SELECTED TEXT:

Young Wu's Homepage

Prev: L7, Next: L9
Course Links: Canvas, Piazza, TopHat (212925)
Zoom Links: MW 4:00, TR 1:00, TR 2:30.

Tools

📗 You can expand all TopHat Quizzes and Discussions: , and print the notes: , or download all text areas as text file: .

📗 For visibility, you can resize all diagrams on page to have a maximum height that is percent of the screen height: .

📗 Calculator:

📗 Canvas:

Slide:

# Classification vs Regression

📗 Classification is the problem when \(y\) is categorical.

➩ When \(y = \left\{0, 1\right\}\), the problem is binary classification.

➩ When \(y = \left\{0, 1, ..., K\right\}\), the problem is multi-class classification.

📗 Regression is the problem when \(y\) is continuous.

➩ Logistic regression is usually used for classification problems, but since it predicts a continuous \(y\) in \(\left[0, 1\right]\), or the probability that \(y\) is in class \(1\), it is called "regression".

TASK 1: Reproduce the stretch of the classification vs. regression notes from "# Classification vs" through "is binary classification.", word for word.

SOURCE DATA:
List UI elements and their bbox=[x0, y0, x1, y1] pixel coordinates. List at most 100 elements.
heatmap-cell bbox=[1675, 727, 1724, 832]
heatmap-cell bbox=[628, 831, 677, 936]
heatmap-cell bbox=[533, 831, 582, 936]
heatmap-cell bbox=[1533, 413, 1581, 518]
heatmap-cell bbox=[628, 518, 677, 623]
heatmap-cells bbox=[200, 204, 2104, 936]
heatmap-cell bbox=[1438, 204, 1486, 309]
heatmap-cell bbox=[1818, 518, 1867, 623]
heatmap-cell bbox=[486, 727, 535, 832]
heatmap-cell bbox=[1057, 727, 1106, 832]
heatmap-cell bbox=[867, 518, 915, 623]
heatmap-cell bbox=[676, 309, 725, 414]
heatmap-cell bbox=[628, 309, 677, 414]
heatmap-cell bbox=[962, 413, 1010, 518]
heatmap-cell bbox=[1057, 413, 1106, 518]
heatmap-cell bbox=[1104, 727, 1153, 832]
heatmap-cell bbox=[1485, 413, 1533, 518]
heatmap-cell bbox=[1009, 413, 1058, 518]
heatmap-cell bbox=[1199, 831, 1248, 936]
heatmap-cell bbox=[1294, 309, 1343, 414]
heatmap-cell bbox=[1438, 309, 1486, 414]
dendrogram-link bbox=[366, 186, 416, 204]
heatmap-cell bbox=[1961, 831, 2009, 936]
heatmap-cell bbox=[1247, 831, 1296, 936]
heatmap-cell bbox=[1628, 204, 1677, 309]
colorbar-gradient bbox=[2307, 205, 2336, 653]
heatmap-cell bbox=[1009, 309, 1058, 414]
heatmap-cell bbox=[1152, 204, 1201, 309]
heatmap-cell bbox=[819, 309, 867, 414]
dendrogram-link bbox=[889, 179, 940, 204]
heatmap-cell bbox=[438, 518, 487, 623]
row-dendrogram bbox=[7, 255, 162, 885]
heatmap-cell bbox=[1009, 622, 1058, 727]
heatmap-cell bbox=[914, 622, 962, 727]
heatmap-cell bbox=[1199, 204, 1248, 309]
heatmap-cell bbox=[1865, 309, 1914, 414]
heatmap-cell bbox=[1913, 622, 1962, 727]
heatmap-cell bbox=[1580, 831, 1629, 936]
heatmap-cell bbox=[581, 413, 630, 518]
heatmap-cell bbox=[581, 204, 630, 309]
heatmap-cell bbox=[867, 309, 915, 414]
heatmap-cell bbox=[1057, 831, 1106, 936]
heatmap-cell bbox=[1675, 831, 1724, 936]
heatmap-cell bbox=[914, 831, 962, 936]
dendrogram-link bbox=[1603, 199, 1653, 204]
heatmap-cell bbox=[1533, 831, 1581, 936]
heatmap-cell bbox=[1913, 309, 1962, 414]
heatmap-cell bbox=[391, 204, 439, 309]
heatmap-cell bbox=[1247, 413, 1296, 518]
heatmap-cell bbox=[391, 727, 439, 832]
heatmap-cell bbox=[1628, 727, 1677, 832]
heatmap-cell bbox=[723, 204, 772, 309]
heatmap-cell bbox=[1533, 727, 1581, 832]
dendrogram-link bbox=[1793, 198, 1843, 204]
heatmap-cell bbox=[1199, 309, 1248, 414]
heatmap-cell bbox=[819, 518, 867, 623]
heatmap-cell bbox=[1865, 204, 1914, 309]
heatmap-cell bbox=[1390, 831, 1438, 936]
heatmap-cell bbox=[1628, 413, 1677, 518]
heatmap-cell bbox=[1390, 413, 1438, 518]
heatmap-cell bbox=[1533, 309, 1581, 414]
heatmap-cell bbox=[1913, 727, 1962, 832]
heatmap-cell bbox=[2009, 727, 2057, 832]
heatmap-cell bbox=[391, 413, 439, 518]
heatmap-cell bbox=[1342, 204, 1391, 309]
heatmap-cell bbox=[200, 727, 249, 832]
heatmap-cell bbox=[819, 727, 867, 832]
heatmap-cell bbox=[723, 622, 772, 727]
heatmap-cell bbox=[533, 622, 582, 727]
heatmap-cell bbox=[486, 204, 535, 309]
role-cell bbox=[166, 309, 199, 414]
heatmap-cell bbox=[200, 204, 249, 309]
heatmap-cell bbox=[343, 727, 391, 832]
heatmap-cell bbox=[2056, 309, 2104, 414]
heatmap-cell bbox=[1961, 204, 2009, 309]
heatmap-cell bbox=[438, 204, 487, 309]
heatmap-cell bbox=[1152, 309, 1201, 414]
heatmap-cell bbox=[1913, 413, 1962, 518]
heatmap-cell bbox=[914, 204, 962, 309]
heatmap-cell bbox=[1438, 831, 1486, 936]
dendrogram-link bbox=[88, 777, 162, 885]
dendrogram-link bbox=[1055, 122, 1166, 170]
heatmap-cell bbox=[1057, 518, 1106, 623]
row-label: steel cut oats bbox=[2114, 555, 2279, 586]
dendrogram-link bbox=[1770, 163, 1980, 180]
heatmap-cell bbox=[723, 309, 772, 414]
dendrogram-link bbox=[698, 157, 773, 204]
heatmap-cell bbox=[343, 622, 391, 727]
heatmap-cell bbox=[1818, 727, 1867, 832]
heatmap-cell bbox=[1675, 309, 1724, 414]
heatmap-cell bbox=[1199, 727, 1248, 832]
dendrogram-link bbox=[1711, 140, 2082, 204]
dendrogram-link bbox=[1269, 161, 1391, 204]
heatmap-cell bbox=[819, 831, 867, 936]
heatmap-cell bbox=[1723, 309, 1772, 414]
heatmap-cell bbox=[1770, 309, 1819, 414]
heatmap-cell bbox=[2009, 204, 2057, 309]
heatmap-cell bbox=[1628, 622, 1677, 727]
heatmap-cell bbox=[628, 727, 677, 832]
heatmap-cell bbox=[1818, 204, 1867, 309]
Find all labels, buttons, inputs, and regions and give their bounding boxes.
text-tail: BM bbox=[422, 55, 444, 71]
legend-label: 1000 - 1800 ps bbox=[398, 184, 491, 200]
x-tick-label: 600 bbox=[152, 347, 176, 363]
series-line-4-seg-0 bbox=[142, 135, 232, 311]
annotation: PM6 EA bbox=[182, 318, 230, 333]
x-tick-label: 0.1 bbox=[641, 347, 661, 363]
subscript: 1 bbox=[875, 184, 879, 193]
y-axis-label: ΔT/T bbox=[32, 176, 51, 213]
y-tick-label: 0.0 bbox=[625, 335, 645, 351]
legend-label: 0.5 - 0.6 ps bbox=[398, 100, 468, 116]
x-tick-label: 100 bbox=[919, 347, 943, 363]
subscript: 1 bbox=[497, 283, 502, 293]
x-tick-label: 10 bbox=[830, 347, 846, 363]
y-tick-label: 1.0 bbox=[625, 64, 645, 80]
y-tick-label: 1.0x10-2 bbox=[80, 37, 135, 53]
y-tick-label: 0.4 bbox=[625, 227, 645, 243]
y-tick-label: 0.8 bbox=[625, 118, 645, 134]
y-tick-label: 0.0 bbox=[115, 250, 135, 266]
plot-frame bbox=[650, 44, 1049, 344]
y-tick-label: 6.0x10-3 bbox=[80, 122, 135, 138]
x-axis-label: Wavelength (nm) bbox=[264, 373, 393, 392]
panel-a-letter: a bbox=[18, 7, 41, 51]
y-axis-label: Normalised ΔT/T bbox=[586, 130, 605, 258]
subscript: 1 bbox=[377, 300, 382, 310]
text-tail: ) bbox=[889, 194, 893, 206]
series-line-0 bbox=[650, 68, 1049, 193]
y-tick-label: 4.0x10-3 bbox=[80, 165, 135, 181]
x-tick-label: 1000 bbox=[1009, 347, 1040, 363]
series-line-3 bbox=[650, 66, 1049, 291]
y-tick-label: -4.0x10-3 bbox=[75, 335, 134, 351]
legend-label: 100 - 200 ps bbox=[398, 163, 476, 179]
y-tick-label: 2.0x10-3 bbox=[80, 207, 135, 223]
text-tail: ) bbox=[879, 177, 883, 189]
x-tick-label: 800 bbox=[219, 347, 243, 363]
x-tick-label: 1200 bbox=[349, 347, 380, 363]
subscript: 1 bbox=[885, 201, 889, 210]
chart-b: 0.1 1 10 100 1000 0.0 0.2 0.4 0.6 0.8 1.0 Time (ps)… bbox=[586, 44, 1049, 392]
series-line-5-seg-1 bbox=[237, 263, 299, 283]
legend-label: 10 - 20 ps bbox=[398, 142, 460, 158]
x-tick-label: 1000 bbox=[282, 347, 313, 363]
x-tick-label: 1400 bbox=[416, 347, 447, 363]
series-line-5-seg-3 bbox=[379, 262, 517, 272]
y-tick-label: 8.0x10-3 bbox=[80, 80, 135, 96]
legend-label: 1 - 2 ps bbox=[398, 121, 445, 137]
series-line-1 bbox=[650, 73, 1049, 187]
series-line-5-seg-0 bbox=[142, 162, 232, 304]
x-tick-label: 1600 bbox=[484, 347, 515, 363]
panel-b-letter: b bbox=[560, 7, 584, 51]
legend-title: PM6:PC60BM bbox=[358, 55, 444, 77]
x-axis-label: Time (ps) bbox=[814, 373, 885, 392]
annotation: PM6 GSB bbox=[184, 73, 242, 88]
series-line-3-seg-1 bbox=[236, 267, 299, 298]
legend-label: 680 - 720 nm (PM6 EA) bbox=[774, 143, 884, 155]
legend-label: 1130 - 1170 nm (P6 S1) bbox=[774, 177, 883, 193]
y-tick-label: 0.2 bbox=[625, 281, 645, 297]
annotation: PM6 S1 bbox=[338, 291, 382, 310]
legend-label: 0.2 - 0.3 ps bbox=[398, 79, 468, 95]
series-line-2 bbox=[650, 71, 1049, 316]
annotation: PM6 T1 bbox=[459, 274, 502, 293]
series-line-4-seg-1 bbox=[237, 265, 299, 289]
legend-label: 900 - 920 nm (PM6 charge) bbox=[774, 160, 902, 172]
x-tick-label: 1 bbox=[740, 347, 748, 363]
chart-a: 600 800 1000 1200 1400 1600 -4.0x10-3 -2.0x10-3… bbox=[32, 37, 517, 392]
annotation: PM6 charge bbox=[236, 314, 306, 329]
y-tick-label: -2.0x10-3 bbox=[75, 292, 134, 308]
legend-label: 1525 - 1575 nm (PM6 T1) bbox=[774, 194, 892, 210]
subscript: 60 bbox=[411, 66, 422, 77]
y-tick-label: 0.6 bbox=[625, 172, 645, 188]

TASK 2: Format the entries as a JSON list of strings, one string per line with blank lines left out. Include only the stretch from the first line of the entries through the line containing "heatmap-cell bbox=[1865, 309, 1914, 414]", both ends included.

WORKED ANSWER 1:
# Classification vs Regression

📗 Classification is the problem when \(y\) is categorical.

➩ When \(y = \left\{0, 1\right\}\), the problem is binary classification.

WORKED ANSWER 2:
[
  "List UI elements and their bbox=[x0, y0, x1, y1] pixel coordinates. List at most 100 elements.",
  "heatmap-cell bbox=[1675, 727, 1724, 832]",
  "heatmap-cell bbox=[628, 831, 677, 936]",
  "heatmap-cell bbox=[533, 831, 582, 936]",
  "heatmap-cell bbox=[1533, 413, 1581, 518]",
  "heatmap-cell bbox=[628, 518, 677, 623]",
  "heatmap-cells bbox=[200, 204, 2104, 936]",
  "heatmap-cell bbox=[1438, 204, 1486, 309]",
  "heatmap-cell bbox=[1818, 518, 1867, 623]",
  "heatmap-cell bbox=[486, 727, 535, 832]",
  "heatmap-cell bbox=[1057, 727, 1106, 832]",
  "heatmap-cell bbox=[867, 518, 915, 623]",
  "heatmap-cell bbox=[676, 309, 725, 414]",
  "heatmap-cell bbox=[628, 309, 677, 414]",
  "heatmap-cell bbox=[962, 413, 1010, 518]",
  "heatmap-cell bbox=[1057, 413, 1106, 518]",
  "heatmap-cell bbox=[1104, 727, 1153, 832]",
  "heatmap-cell bbox=[1485, 413, 1533, 518]",
  "heatmap-cell bbox=[1009, 413, 1058, 518]",
  "heatmap-cell bbox=[1199, 831, 1248, 936]",
  "heatmap-cell bbox=[1294, 309, 1343, 414]",
  "heatmap-cell bbox=[1438, 309, 1486, 414]",
  "dendrogram-link bbox=[366, 186, 416, 204]",
  "heatmap-cell bbox=[1961, 831, 2009, 936]",
  "heatmap-cell bbox=[1247, 831, 1296, 936]",
  "heatmap-cell bbox=[1628, 204, 1677, 309]",
  "colorbar-gradient bbox=[2307, 205, 2336, 653]",
  "heatmap-cell bbox=[1009, 309, 1058, 414]",
  "heatmap-cell bbox=[1152, 204, 1201, 309]",
  "heatmap-cell bbox=[819, 309, 867, 414]",
  "dendrogram-link bbox=[889, 179, 940, 204]",
  "heatmap-cell bbox=[438, 518, 487, 623]",
  "row-dendrogram bbox=[7, 255, 162, 885]",
  "heatmap-cell bbox=[1009, 622, 1058, 727]",
  "heatmap-cell bbox=[914, 622, 962, 727]",
  "heatmap-cell bbox=[1199, 204, 1248, 309]",
  "heatmap-cell bbox=[1865, 309, 1914, 414]"
]